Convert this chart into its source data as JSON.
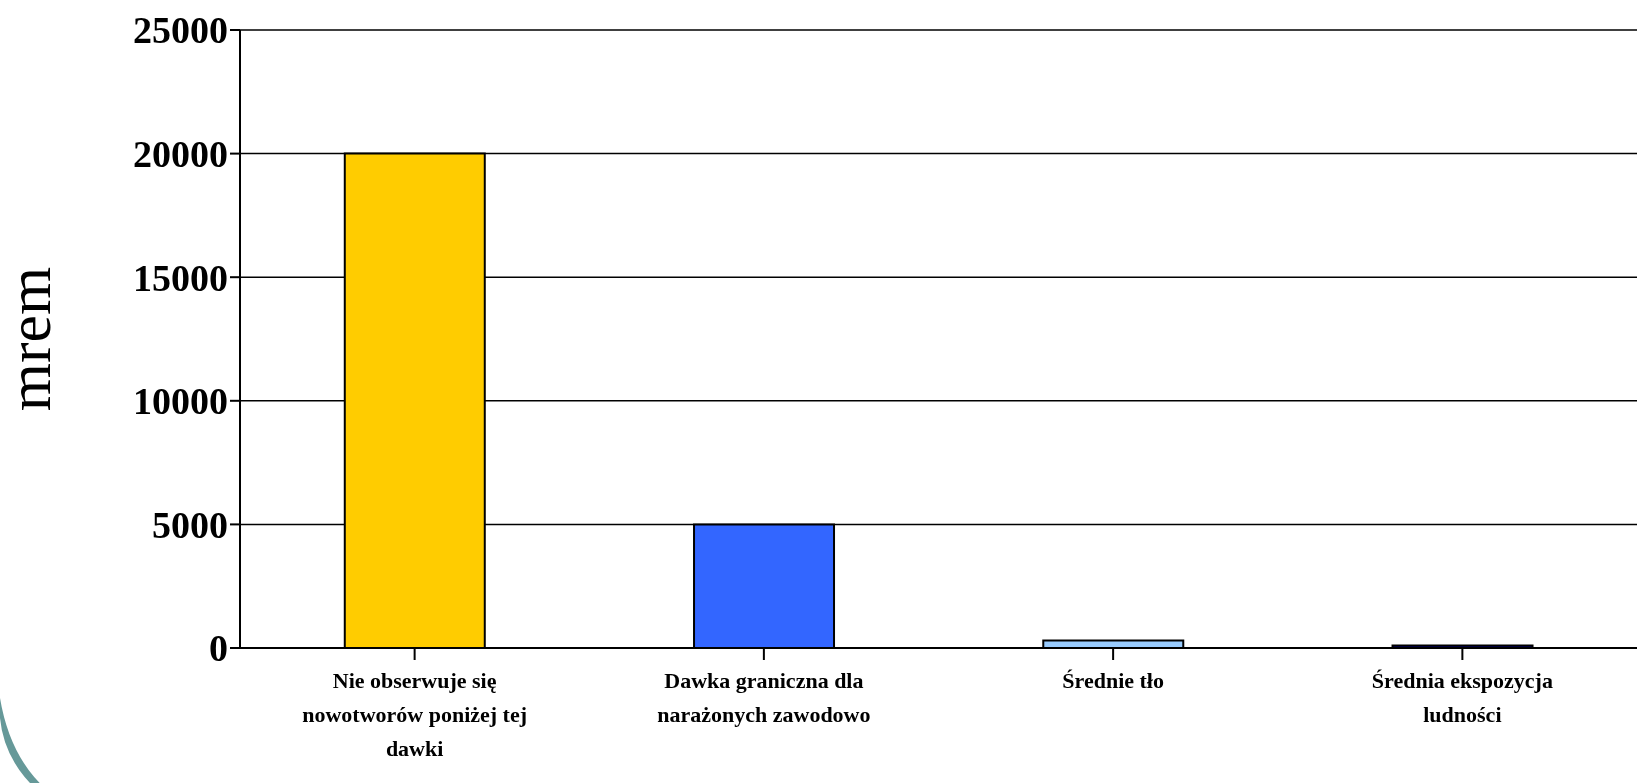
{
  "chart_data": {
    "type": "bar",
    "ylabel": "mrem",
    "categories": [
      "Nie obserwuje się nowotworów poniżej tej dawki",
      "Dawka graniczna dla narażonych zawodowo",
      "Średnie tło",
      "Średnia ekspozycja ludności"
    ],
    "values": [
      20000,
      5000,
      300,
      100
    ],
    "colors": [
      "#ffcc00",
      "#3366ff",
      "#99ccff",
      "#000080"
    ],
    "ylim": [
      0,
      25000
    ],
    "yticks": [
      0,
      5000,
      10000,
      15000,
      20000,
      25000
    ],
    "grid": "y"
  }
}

——

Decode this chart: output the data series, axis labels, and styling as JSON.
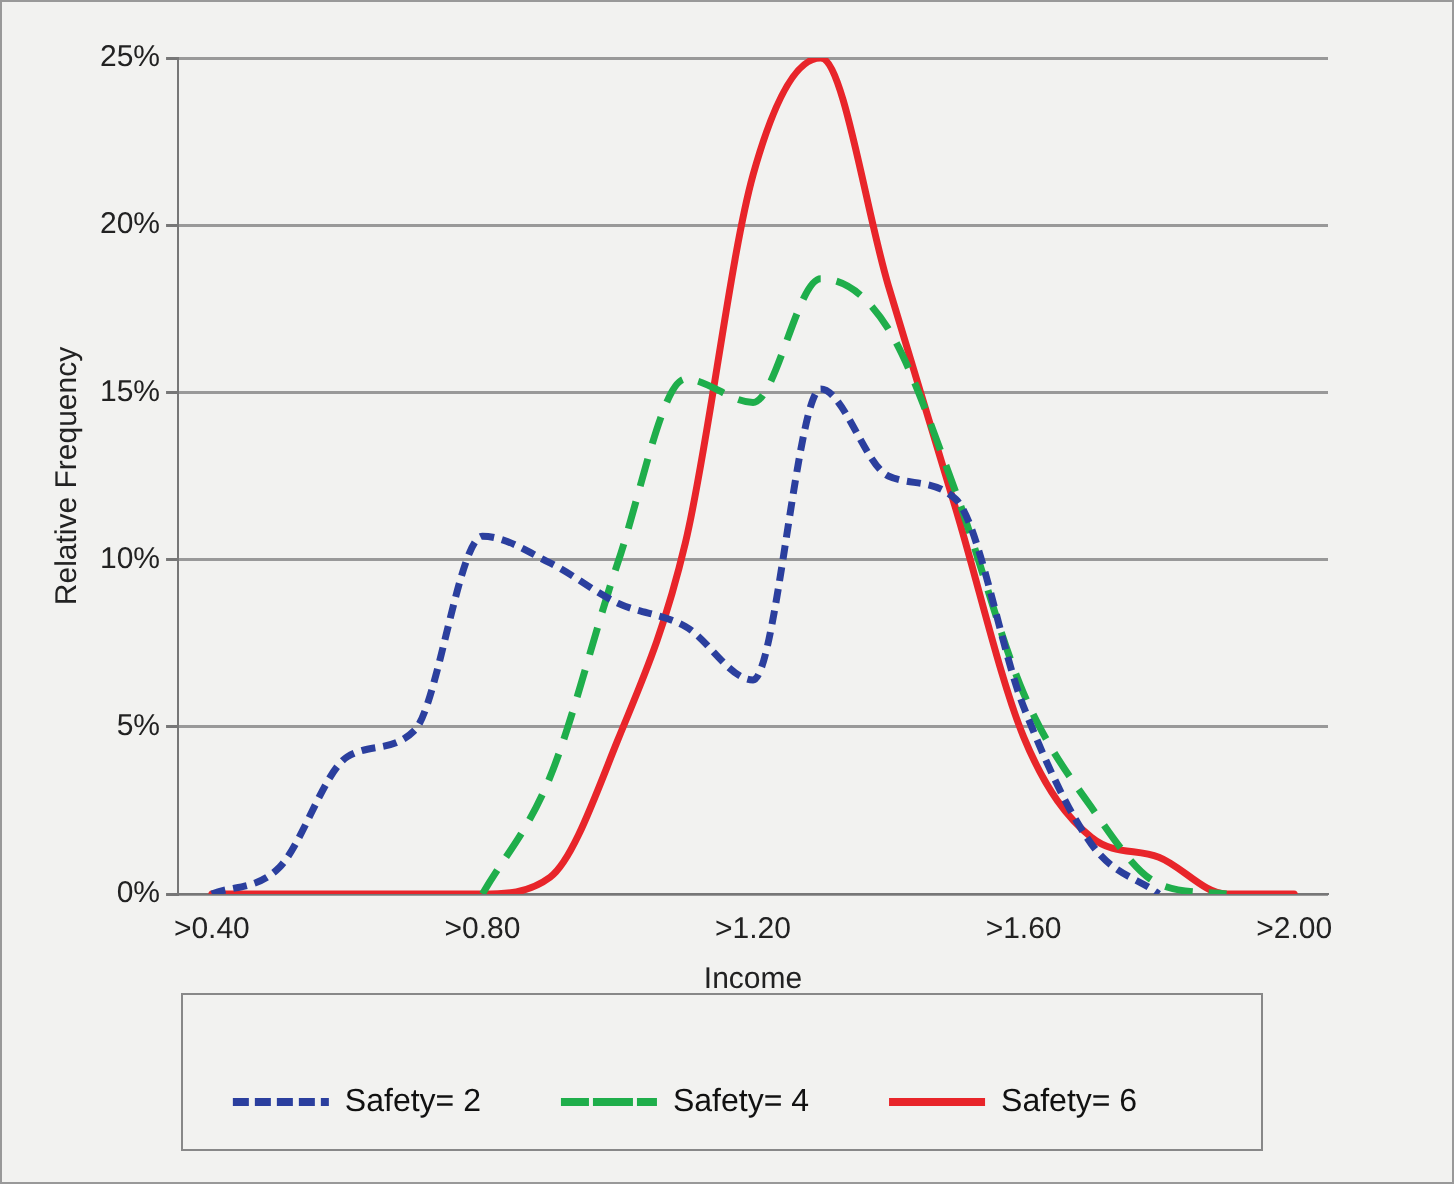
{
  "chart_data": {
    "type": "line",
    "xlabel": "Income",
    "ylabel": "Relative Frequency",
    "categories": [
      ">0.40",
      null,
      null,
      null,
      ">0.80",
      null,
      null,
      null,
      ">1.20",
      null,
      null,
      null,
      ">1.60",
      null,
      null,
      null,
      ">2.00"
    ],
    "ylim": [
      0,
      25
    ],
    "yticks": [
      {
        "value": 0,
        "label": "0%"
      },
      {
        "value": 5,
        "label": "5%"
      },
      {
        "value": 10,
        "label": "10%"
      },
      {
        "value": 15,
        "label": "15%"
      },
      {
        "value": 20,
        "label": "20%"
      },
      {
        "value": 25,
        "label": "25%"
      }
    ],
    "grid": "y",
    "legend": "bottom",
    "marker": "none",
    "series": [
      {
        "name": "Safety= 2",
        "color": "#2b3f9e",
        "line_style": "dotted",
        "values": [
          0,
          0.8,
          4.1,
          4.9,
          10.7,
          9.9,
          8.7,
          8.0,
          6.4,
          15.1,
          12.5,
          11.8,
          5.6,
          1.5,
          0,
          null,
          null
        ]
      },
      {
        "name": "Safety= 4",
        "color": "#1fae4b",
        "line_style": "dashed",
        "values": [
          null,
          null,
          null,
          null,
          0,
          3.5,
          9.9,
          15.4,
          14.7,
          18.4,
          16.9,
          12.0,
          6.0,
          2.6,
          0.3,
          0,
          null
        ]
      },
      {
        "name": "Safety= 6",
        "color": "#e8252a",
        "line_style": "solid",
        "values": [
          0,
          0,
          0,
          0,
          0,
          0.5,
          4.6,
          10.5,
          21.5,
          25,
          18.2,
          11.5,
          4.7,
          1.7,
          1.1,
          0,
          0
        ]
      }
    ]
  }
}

——

→ **WHAT NEEDS TO BE DONE**
Return only the number of lines in the data that contain "this".

→ **CORRECT OUTPUT**
2